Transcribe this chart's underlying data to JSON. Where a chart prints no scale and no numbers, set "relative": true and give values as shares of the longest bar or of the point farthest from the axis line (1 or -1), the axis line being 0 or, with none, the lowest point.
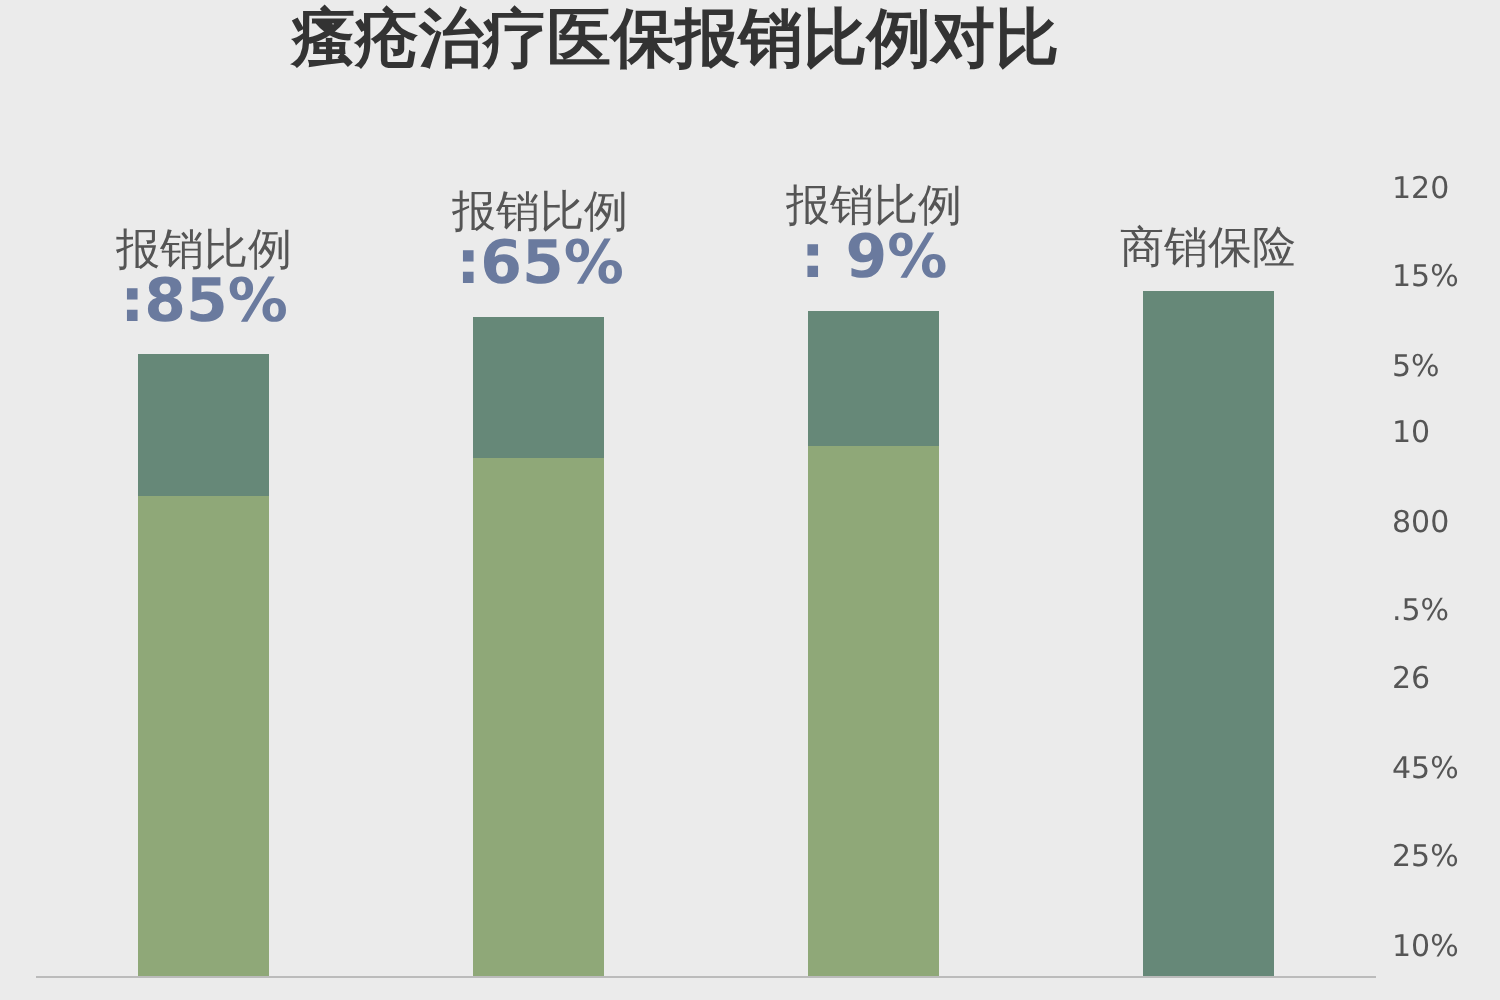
{
  "chart_data": {
    "type": "bar",
    "title": "瘙疮治疗医保报销比例对比",
    "relative": true,
    "stacked": true,
    "categories": [
      null,
      null,
      null,
      null
    ],
    "series": [
      {
        "color": "#8fa878",
        "values": [
          0.7,
          0.756,
          0.773,
          null
        ]
      },
      {
        "color": "#668878",
        "values": [
          0.207,
          0.206,
          0.198,
          1.0
        ]
      }
    ],
    "annotations": [
      "报销比例\n:85%",
      "报销比例\n:65%",
      "报销比例\n: 9%",
      "商销保险",
      "120",
      "15%",
      "5%",
      "10",
      "800",
      ".5%",
      "26",
      "45%",
      "25%",
      "10%"
    ]
  }
}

Task prompt
Set down all the data again exactly as above, pictures excluded.

Written response
Transcribe this chart's underlying data to JSON. Where a chart prints no scale and no numbers, set "relative": true and give values as shares of the longest bar or of the point farthest from the axis line (1 or -1), the axis line being 0 or, with none, the lowest point.
{
  "chart_data": {
    "type": "bar",
    "title": "瘙疮治疗医保报销比例对比",
    "relative": true,
    "stacked": true,
    "categories": [
      null,
      null,
      null,
      null
    ],
    "series": [
      {
        "color": "#8fa878",
        "values": [
          0.7,
          0.756,
          0.773,
          null
        ]
      },
      {
        "color": "#668878",
        "values": [
          0.207,
          0.206,
          0.198,
          1.0
        ]
      }
    ],
    "annotations": [
      "报销比例\n:85%",
      "报销比例\n:65%",
      "报销比例\n: 9%",
      "商销保险",
      "120",
      "15%",
      "5%",
      "10",
      "800",
      ".5%",
      "26",
      "45%",
      "25%",
      "10%"
    ]
  }
}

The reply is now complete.